- [Stored records]
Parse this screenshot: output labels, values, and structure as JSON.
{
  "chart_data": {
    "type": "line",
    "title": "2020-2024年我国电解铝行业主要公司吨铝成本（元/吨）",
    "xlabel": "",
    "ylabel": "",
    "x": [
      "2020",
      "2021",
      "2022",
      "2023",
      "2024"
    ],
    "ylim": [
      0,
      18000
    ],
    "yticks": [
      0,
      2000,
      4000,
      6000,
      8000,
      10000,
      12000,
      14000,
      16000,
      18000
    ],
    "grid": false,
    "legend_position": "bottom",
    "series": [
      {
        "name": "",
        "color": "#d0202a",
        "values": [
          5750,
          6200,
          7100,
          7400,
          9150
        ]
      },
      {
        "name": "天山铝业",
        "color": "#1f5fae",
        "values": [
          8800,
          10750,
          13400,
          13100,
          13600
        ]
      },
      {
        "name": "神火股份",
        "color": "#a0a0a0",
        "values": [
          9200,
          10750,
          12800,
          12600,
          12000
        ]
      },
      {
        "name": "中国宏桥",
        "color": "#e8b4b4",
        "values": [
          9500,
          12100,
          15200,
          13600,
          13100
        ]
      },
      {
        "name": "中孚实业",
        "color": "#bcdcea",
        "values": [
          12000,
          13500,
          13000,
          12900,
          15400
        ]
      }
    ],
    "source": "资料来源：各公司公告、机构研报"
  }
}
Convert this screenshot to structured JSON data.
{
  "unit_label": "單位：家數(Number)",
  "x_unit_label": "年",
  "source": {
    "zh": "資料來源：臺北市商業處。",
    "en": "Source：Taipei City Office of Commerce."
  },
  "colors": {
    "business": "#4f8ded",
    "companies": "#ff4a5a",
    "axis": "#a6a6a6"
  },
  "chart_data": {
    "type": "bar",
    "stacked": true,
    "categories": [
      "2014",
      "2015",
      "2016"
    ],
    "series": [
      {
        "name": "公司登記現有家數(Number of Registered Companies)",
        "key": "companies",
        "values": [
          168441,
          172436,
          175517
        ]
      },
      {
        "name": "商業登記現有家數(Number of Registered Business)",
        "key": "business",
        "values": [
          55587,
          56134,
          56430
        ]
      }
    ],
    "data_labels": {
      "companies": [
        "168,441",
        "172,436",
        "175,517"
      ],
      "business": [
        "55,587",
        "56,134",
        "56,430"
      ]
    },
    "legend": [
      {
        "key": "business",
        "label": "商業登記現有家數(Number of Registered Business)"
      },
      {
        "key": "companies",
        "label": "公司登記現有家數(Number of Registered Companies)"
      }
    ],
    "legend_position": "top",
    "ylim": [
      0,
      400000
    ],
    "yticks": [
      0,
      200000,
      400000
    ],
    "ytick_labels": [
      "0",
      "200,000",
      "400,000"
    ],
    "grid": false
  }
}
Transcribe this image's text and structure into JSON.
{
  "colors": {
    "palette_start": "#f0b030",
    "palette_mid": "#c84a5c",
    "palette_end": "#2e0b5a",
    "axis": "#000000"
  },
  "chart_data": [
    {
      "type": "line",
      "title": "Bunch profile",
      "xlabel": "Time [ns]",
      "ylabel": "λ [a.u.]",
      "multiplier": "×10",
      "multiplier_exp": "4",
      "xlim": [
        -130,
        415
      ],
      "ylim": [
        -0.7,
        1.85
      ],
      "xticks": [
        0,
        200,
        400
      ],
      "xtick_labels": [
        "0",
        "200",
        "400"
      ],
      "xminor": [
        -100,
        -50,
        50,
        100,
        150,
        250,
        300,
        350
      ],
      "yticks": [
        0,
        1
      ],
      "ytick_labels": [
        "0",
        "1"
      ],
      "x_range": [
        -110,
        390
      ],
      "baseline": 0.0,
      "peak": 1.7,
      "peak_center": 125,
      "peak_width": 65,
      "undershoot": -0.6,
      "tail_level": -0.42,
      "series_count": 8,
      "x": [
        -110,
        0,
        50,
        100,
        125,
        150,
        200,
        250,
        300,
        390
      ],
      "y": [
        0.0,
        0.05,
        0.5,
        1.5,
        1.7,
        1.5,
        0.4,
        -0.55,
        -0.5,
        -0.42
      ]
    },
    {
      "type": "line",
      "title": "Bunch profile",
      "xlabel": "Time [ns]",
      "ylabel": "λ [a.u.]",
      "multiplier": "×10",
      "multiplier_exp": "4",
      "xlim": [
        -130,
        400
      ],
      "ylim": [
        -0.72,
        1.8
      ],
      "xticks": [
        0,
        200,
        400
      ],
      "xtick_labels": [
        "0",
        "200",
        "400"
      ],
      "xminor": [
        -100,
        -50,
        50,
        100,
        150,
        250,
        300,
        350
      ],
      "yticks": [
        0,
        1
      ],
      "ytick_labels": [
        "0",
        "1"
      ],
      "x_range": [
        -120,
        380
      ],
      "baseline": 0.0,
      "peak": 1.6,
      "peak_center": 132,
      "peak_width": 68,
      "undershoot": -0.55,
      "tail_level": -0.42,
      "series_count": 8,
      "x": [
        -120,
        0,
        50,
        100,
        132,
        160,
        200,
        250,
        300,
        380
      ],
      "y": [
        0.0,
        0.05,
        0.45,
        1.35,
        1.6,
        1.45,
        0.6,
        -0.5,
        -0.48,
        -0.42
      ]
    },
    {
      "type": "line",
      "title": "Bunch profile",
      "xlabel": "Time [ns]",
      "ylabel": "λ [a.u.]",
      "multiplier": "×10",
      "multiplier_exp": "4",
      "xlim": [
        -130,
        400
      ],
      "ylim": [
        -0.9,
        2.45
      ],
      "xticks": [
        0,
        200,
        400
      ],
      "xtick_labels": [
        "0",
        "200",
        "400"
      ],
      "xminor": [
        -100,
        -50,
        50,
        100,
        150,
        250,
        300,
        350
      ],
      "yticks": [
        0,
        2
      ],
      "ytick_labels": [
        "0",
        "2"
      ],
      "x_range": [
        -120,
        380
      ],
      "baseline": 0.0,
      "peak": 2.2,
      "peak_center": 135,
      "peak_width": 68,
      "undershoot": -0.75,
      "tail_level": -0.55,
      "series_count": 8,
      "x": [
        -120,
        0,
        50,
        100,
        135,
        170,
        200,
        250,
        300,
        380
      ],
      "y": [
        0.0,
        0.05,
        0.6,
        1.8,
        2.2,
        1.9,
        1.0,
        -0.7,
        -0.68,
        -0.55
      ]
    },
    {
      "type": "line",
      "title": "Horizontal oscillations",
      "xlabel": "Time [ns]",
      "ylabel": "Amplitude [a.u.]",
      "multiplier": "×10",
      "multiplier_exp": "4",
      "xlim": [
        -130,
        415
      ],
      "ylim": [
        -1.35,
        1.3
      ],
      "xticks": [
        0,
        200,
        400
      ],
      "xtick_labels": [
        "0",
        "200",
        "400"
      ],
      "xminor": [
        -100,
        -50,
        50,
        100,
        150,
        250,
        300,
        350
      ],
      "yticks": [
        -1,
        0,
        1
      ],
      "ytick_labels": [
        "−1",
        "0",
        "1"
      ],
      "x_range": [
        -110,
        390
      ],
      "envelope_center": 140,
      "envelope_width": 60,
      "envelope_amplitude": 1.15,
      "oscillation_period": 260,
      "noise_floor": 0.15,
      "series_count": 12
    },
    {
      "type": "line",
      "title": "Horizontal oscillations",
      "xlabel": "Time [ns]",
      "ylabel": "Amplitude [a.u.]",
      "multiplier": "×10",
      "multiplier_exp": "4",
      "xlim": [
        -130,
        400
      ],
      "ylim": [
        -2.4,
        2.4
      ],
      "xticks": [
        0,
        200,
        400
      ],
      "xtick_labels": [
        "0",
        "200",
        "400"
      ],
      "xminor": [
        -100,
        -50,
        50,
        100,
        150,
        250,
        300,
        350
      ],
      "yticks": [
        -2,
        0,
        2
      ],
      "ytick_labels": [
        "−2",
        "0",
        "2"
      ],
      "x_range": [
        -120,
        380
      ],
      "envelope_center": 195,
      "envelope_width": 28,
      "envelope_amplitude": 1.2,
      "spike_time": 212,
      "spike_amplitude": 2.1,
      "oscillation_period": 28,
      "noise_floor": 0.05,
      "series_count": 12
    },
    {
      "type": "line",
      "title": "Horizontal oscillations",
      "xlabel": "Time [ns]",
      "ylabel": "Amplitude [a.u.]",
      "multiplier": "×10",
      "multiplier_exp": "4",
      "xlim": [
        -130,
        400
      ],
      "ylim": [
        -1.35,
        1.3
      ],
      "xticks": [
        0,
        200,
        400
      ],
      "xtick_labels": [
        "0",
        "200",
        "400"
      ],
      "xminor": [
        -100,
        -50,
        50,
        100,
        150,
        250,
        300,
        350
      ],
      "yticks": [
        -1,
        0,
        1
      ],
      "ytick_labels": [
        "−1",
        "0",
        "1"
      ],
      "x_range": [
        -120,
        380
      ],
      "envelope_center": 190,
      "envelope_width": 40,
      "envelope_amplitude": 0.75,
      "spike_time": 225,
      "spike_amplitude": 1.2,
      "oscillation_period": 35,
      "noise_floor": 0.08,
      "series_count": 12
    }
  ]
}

- [What is asked]
Count how many lines of the material hold the string "undershoot". Give the number and nothing more.

- [Result]
3